**EXERCISE AIM**. Which lines hold the word "weil"? Copy each of them.

▼

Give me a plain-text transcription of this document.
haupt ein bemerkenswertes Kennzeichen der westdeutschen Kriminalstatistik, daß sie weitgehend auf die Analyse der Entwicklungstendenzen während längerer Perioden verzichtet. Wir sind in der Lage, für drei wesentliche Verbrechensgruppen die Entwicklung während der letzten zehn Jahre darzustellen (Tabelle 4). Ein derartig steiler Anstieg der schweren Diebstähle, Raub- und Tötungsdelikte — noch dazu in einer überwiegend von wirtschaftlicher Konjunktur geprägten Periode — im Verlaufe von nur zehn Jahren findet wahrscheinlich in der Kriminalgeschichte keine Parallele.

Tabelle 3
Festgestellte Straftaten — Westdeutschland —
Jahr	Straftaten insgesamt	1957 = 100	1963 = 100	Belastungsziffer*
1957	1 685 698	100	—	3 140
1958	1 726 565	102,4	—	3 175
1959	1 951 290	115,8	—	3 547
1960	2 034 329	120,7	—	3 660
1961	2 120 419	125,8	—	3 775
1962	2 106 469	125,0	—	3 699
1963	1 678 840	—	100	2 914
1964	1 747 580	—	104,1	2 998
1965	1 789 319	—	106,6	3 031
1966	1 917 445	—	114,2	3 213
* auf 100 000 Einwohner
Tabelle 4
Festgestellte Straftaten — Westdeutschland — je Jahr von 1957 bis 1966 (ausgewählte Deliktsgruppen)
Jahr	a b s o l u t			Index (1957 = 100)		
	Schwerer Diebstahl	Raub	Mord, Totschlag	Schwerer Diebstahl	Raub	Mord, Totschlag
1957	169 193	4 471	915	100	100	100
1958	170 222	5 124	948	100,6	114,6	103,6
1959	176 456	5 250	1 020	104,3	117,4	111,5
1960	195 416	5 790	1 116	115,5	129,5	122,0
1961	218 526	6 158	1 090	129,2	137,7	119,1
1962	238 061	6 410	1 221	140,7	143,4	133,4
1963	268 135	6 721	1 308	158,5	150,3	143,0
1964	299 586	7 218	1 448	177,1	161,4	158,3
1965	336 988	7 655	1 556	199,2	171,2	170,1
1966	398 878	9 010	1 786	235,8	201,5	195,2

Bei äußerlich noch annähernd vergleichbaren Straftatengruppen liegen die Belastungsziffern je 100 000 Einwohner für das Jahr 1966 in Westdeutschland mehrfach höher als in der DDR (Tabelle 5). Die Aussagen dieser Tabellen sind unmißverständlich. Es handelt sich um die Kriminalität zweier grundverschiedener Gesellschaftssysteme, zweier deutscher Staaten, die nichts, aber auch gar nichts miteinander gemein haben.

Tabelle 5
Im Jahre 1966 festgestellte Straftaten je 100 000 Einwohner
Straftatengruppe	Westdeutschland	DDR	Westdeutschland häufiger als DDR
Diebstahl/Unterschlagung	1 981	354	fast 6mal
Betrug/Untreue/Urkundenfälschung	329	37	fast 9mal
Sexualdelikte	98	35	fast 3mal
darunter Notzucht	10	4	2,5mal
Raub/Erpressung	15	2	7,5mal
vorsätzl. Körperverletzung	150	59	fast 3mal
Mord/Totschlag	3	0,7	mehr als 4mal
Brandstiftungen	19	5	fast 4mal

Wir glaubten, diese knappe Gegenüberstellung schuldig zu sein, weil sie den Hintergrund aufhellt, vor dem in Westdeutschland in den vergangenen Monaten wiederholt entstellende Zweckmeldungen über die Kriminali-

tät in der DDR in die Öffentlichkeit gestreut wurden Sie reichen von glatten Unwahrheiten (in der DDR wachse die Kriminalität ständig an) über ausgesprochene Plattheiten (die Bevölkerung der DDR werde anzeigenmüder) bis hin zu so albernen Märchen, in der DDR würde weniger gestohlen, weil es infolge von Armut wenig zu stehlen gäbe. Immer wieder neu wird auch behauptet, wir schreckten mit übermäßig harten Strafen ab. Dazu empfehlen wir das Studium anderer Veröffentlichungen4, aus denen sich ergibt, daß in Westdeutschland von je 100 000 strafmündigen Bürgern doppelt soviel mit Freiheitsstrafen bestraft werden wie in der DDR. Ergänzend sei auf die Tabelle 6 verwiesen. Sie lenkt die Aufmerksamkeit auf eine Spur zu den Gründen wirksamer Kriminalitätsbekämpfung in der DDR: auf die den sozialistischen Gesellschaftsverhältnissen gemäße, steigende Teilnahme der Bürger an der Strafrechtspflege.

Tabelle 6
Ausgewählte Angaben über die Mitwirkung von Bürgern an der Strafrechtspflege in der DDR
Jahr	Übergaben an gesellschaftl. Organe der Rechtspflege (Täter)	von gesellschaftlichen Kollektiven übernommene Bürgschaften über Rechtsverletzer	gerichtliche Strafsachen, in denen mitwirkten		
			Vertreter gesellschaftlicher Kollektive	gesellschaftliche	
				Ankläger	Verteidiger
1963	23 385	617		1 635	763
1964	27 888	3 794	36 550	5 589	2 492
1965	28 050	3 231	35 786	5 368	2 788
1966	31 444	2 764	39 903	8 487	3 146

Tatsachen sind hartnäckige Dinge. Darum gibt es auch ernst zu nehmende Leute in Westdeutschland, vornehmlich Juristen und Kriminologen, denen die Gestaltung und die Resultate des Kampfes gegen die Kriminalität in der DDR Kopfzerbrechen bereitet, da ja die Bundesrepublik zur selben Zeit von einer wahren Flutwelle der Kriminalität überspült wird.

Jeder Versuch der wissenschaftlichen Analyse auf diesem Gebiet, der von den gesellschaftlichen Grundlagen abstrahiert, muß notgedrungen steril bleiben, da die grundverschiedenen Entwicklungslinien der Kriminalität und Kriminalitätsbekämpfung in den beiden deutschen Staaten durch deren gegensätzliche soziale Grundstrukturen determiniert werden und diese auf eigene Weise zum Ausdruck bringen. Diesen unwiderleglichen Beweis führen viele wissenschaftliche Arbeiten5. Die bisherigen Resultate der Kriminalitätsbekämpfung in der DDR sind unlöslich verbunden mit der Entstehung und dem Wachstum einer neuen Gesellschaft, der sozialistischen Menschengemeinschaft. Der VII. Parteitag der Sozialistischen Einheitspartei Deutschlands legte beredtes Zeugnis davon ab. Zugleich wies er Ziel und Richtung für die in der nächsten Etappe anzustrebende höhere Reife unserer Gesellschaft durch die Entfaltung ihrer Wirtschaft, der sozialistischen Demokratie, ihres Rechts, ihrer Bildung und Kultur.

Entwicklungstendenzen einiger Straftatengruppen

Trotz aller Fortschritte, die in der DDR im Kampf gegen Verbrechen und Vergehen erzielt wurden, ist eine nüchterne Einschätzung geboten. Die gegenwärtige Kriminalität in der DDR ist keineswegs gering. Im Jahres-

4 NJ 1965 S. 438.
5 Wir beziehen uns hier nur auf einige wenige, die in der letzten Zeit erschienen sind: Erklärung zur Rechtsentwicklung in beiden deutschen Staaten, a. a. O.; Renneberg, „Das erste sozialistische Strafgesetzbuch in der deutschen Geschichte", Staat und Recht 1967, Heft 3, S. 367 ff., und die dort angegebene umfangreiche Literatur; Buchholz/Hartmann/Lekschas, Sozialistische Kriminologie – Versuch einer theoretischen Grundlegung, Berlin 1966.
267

▲
▼

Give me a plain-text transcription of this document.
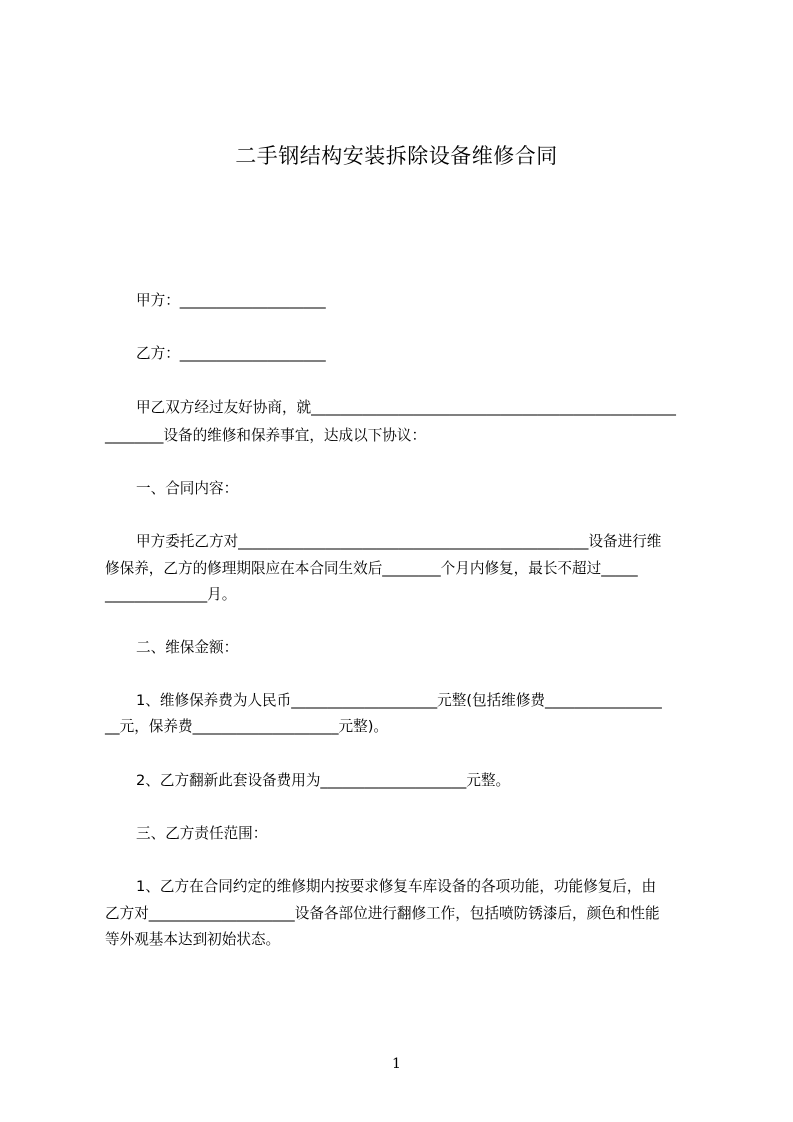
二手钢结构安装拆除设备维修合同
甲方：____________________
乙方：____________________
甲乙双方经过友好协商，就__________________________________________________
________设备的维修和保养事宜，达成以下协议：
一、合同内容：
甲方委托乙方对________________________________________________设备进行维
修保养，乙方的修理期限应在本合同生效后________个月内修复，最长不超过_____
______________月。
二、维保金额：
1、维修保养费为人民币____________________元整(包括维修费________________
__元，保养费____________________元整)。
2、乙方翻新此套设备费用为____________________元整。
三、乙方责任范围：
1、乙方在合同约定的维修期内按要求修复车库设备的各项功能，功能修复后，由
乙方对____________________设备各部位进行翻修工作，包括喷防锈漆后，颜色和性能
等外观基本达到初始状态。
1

▲
▼

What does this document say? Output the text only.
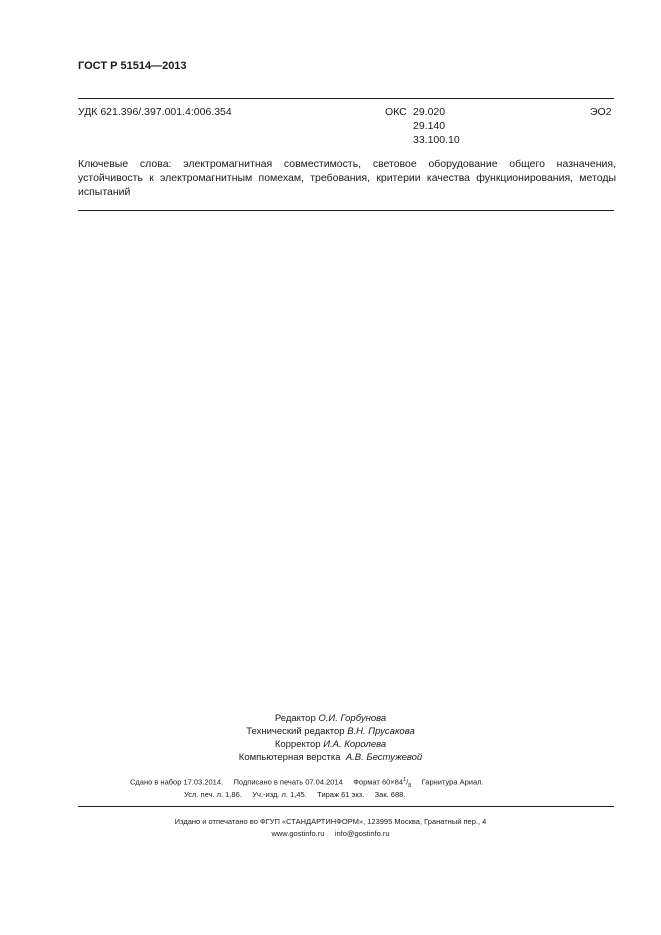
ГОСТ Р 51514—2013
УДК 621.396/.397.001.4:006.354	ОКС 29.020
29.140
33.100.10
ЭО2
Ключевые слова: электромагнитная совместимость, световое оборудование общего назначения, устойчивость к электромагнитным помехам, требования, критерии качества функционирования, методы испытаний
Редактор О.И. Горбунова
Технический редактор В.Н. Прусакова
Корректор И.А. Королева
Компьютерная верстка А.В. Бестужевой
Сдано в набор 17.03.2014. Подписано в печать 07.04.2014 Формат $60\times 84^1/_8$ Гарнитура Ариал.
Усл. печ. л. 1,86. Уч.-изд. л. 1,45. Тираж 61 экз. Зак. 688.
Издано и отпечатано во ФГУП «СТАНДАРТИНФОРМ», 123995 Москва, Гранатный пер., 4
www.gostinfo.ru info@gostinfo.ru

▲

**EXERCISE SOLUTION**.
Wir glaubten, diese knappe Gegenüberstellung schuldig zu sein, weil sie den Hintergrund aufhellt, vor dem in Westdeutschland in den vergangenen Monaten wiederholt entstellende Zweckmeldungen über die Kriminali-
tät in der DDR in die Öffentlichkeit gestreut wurden Sie reichen von glatten Unwahrheiten (in der DDR wachse die Kriminalität ständig an) über ausgesprochene Plattheiten (die Bevölkerung der DDR werde anzeigenmüder) bis hin zu so albernen Märchen, in der DDR würde weniger gestohlen, weil es infolge von Armut wenig zu stehlen gäbe. Immer wieder neu wird auch behauptet, wir schreckten mit übermäßig harten Strafen ab. Dazu empfehlen wir das Studium anderer Veröffentlichungen4, aus denen sich ergibt, daß in Westdeutschland von je 100 000 strafmündigen Bürgern doppelt soviel mit Freiheitsstrafen bestraft werden wie in der DDR. Ergänzend sei auf die Tabelle 6 verwiesen. Sie lenkt die Aufmerksamkeit auf eine Spur zu den Gründen wirksamer Kriminalitätsbekämpfung in der DDR: auf die den sozialistischen Gesellschaftsverhältnissen gemäße, steigende Teilnahme der Bürger an der Strafrechtspflege.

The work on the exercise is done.